Record excerpts >>
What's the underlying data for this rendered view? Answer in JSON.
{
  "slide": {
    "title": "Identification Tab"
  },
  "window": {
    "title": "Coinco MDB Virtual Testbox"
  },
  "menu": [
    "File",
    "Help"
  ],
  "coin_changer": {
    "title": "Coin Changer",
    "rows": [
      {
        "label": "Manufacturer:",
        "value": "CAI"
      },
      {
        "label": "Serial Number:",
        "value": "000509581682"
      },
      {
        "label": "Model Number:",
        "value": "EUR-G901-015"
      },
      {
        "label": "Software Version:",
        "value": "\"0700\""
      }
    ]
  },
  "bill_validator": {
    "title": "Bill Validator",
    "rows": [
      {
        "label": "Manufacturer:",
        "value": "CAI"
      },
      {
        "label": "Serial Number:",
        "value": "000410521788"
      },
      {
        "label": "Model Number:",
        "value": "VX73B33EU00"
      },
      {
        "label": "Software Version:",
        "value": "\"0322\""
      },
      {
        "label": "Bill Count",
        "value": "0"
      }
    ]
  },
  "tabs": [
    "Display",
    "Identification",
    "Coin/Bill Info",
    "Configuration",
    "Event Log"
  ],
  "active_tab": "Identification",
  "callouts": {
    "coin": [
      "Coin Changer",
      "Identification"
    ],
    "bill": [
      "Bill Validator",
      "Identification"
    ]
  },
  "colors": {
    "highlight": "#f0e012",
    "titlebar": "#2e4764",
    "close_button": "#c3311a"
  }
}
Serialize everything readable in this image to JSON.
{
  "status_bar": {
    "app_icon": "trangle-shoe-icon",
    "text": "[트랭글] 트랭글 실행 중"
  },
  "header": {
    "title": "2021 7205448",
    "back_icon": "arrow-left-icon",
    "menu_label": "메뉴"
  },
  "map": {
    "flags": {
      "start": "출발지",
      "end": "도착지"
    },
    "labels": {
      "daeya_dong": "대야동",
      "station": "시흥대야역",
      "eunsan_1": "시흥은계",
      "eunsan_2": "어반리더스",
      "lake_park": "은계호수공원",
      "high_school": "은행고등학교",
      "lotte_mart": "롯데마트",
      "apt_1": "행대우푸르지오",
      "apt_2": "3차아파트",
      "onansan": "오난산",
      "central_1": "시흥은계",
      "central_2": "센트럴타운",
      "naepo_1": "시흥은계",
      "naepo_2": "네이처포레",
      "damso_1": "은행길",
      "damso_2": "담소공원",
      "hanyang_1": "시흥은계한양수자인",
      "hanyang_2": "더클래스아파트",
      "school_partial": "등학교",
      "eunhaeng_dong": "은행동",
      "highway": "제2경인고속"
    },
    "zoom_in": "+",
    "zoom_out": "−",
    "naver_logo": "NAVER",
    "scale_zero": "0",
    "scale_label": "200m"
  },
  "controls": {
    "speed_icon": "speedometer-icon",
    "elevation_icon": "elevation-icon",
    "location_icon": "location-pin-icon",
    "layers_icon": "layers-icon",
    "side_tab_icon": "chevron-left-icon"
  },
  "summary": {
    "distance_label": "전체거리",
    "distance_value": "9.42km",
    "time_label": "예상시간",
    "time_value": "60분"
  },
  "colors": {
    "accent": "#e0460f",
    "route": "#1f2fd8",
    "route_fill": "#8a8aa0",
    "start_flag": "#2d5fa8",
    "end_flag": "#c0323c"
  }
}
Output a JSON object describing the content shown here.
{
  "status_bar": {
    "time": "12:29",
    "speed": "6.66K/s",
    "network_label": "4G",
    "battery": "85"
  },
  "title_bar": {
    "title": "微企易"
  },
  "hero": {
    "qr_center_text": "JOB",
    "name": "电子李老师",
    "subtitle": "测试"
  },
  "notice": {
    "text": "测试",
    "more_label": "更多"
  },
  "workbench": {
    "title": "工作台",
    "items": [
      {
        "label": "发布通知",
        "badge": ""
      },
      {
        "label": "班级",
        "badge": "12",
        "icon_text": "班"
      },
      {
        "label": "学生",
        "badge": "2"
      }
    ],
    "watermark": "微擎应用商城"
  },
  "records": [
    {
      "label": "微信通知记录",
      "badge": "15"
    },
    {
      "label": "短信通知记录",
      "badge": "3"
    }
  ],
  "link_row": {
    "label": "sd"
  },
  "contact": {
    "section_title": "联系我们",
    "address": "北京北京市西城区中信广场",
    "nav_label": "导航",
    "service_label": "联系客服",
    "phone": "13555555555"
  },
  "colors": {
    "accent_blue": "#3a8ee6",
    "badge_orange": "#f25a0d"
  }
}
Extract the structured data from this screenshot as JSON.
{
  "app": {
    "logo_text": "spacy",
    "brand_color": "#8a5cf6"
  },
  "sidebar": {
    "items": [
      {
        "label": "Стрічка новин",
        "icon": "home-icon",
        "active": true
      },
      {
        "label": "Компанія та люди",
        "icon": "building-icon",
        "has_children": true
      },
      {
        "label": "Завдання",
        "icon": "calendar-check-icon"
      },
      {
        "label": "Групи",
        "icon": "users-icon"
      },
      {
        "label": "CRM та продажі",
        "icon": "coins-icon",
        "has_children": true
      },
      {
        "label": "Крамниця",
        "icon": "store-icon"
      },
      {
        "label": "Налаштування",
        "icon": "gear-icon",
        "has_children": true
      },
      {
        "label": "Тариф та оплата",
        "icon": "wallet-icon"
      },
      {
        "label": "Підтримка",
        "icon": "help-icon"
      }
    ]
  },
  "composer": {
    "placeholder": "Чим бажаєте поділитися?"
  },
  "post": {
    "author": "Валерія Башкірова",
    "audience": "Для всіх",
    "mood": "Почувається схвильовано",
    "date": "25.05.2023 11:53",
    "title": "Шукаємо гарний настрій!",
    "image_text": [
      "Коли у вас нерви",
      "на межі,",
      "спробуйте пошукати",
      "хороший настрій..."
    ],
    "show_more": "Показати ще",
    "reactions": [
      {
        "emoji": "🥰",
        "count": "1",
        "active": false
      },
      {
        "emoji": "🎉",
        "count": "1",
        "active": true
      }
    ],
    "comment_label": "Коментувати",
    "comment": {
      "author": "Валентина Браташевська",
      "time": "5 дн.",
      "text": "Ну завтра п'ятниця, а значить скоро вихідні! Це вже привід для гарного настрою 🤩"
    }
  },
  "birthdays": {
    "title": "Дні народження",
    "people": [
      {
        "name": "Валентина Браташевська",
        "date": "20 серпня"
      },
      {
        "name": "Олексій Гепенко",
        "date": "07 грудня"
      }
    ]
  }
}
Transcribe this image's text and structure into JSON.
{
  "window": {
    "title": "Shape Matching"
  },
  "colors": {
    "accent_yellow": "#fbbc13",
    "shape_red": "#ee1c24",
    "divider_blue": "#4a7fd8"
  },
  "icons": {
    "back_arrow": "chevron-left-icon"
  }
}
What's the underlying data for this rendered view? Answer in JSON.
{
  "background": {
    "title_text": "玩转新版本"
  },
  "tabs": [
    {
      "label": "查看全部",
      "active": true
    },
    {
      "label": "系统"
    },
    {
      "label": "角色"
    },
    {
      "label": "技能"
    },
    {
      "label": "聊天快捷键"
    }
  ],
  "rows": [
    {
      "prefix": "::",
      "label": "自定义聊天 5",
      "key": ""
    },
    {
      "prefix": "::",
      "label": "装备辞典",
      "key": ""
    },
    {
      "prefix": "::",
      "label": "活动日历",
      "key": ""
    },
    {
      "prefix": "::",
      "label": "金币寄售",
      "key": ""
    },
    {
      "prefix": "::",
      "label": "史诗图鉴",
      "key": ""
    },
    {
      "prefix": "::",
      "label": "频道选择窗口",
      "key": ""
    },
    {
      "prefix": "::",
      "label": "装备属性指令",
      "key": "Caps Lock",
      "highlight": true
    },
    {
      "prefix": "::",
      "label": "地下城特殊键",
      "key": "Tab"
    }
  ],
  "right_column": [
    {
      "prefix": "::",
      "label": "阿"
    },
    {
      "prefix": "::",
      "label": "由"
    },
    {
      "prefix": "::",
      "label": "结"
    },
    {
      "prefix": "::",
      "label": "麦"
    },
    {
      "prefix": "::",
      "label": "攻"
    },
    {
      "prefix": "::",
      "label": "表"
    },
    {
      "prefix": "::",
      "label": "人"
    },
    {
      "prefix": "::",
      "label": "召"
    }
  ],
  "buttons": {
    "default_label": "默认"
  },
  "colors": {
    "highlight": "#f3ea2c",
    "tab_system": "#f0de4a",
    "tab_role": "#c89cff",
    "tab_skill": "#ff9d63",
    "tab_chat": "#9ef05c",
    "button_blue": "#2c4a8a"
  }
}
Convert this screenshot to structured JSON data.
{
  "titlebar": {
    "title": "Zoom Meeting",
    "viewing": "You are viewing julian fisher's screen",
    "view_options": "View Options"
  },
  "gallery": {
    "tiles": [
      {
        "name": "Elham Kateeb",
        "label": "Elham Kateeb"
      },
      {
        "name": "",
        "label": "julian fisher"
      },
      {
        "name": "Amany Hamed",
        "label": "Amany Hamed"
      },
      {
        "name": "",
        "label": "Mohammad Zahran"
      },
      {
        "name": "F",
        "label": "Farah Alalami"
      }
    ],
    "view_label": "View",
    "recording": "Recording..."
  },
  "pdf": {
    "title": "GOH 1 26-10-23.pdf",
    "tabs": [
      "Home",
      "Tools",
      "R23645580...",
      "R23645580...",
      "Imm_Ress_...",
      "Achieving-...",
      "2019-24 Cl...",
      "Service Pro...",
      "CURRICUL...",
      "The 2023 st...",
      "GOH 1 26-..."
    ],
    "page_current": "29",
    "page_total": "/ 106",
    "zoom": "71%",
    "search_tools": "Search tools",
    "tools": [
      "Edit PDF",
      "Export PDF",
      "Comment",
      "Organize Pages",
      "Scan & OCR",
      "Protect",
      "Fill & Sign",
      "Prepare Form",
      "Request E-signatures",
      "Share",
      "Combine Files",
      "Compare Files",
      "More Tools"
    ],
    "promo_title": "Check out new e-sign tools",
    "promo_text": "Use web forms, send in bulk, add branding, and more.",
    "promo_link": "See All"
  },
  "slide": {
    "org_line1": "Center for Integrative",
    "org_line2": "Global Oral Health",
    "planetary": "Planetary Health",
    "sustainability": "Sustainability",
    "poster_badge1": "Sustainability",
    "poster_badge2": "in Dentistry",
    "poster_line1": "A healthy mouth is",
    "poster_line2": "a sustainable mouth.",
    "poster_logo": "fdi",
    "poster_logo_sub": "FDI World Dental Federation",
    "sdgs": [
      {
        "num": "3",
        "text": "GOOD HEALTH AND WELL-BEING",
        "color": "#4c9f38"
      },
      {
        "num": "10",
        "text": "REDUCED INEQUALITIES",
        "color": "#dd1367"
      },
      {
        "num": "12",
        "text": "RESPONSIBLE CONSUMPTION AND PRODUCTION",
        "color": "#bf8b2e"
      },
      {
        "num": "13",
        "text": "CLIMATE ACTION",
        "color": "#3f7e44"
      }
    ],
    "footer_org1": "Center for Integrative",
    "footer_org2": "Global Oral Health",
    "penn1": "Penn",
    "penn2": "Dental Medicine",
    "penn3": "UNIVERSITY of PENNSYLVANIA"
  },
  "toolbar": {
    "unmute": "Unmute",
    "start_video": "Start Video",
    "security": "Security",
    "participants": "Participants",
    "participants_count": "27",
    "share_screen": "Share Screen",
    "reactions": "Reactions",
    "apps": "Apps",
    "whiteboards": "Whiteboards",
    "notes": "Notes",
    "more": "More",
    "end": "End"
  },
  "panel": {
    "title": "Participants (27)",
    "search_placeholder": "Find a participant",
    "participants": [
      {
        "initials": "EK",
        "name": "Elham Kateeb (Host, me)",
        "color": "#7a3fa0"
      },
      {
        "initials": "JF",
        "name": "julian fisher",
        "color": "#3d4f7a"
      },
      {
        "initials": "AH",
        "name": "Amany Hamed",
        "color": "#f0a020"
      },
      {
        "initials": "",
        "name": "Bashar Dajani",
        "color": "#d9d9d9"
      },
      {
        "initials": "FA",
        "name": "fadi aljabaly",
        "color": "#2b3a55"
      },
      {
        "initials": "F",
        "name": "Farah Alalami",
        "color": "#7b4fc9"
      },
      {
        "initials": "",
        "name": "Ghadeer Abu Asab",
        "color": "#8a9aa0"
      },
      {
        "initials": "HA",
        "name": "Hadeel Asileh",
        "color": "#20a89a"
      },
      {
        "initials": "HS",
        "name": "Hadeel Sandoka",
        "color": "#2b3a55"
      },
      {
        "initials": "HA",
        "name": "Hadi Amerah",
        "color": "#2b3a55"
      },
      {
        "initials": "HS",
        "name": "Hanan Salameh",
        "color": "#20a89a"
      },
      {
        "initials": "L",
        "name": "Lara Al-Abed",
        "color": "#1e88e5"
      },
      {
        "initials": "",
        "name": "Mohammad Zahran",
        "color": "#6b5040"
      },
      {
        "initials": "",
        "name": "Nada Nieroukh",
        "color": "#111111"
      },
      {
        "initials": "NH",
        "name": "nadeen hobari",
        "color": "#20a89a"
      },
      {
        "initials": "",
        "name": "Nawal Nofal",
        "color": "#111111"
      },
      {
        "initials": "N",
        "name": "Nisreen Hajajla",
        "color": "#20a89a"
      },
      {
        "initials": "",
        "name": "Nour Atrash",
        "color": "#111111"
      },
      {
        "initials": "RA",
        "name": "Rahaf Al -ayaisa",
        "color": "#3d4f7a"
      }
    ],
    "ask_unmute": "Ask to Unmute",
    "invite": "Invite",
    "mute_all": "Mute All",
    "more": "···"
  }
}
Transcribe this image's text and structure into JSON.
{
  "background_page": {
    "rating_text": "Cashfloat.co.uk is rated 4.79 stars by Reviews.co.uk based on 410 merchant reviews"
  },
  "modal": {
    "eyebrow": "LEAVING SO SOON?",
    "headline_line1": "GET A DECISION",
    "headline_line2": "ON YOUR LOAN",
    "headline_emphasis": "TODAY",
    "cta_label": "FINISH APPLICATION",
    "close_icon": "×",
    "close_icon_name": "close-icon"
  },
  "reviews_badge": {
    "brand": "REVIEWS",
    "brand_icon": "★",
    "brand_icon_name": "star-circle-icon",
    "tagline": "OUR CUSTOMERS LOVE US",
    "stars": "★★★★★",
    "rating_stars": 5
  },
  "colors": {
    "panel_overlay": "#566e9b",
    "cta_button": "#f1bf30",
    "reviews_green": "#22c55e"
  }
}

Task to carry out >> In the entries above, count each line that holds "Identification". Give the total and nothing else.

Answer for this exercise >> 5